Goal
Look through the data for the string "JSON". Copy every line where it is found.

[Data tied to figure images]
***

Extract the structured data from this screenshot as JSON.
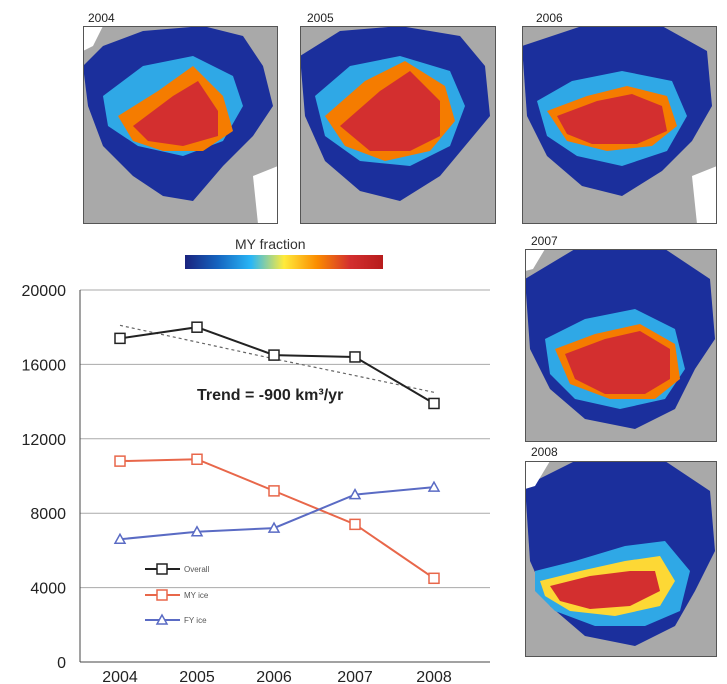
{
  "maps": [
    {
      "year": "2004"
    },
    {
      "year": "2005"
    },
    {
      "year": "2006"
    },
    {
      "year": "2007"
    },
    {
      "year": "2008"
    }
  ],
  "colorbar": {
    "label": "MY fraction",
    "colors": [
      "#1a237e",
      "#1565c0",
      "#29b6f6",
      "#ffeb3b",
      "#fb8c00",
      "#d32f2f",
      "#b71c1c"
    ]
  },
  "colors": {
    "overall": "#222222",
    "my_ice": "#e8674a",
    "fy_ice": "#5a6bc4",
    "trend": "#666666",
    "grid": "#aaaaaa",
    "land": "#a9a9a9",
    "ocean": "#1b2f9c"
  },
  "chart_data": {
    "type": "line",
    "x": [
      "2004",
      "2005",
      "2006",
      "2007",
      "2008"
    ],
    "yticks": [
      "0",
      "4000",
      "8000",
      "12000",
      "16000",
      "20000"
    ],
    "ylim": [
      0,
      20000
    ],
    "annotation": "Trend = -900 km³/yr",
    "grid": true,
    "legend_position": "bottom-left",
    "series": [
      {
        "name": "Overall",
        "marker": "square",
        "values": [
          17400,
          18000,
          16500,
          16400,
          13900
        ]
      },
      {
        "name": "MY ice",
        "marker": "square",
        "values": [
          10800,
          10900,
          9200,
          7400,
          4500
        ]
      },
      {
        "name": "FY ice",
        "marker": "triangle",
        "values": [
          6600,
          7000,
          7200,
          9000,
          9400
        ]
      }
    ],
    "trend_line": {
      "values": [
        18100,
        17200,
        16300,
        15400,
        14500
      ]
    }
  }
}
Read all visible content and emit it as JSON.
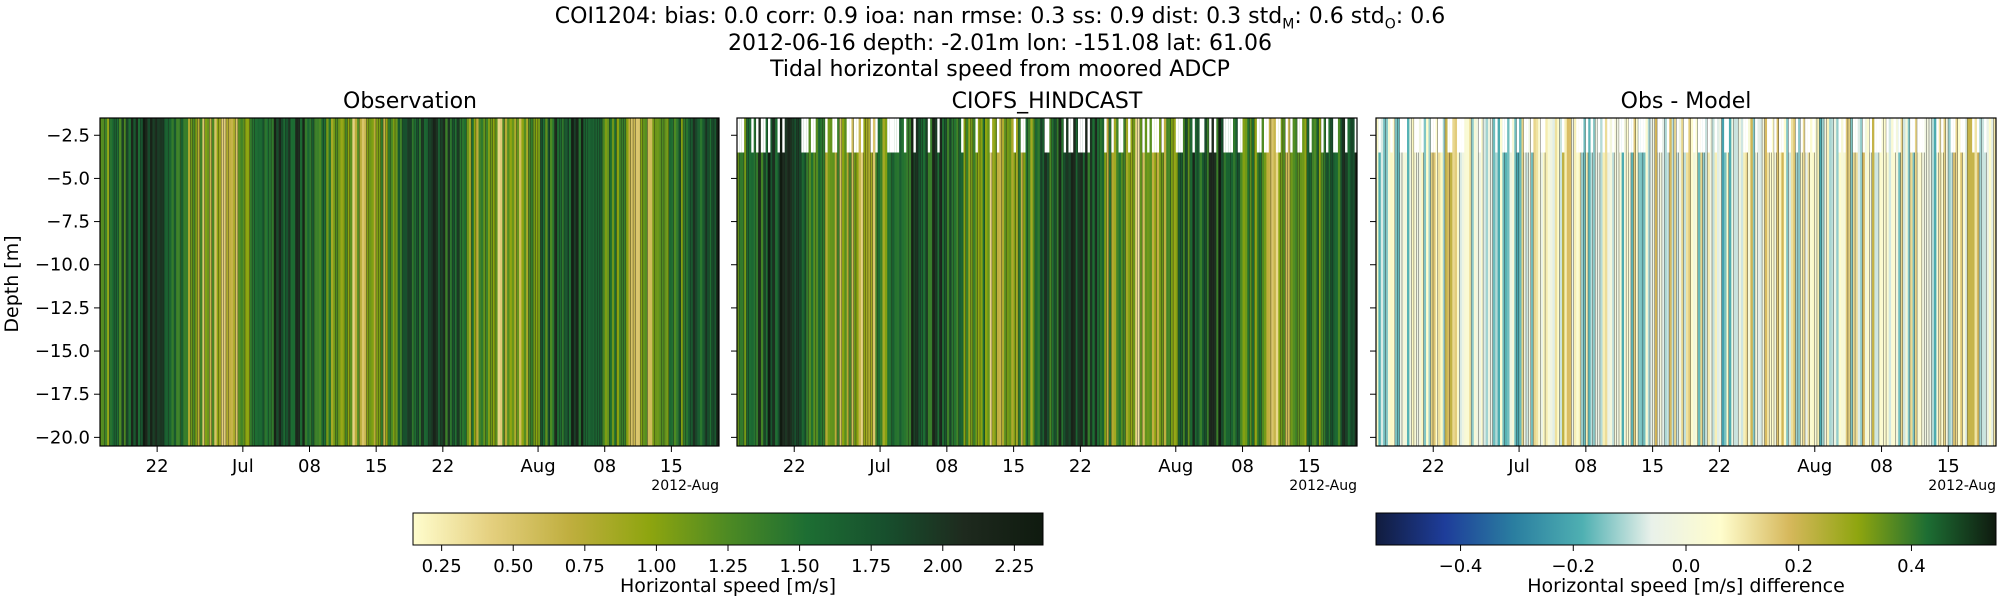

***

Written reply
Extract the structured data from this screenshot as JSON.
Read all visible content and emit it as JSON.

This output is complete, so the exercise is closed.